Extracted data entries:
··········

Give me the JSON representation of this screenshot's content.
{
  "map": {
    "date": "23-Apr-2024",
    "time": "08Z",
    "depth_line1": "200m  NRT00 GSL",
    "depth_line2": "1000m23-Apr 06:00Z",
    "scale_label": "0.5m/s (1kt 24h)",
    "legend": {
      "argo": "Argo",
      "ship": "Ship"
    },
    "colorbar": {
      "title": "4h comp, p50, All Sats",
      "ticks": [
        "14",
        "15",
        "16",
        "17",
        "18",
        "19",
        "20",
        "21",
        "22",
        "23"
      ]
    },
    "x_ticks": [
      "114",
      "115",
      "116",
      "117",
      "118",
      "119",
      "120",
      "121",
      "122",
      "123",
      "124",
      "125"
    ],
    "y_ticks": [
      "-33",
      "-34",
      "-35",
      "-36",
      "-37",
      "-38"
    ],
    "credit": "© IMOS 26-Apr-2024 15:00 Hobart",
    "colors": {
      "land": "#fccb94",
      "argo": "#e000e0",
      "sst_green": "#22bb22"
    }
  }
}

··········

Goal:
Print the material verbatim, all of it.

Solution:
Give me the JSON representation of this screenshot's content.
{
  "map": {
    "date": "23-Apr-2024",
    "time": "08Z",
    "depth_line1": "200m  NRT00 GSL",
    "depth_line2": "1000m23-Apr 06:00Z",
    "scale_label": "0.5m/s (1kt 24h)",
    "legend": {
      "argo": "Argo",
      "ship": "Ship"
    },
    "colorbar": {
      "title": "4h comp, p50, All Sats",
      "ticks": [
        "14",
        "15",
        "16",
        "17",
        "18",
        "19",
        "20",
        "21",
        "22",
        "23"
      ]
    },
    "x_ticks": [
      "114",
      "115",
      "116",
      "117",
      "118",
      "119",
      "120",
      "121",
      "122",
      "123",
      "124",
      "125"
    ],
    "y_ticks": [
      "-33",
      "-34",
      "-35",
      "-36",
      "-37",
      "-38"
    ],
    "credit": "© IMOS 26-Apr-2024 15:00 Hobart",
    "colors": {
      "land": "#fccb94",
      "argo": "#e000e0",
      "sst_green": "#22bb22"
    }
  }
}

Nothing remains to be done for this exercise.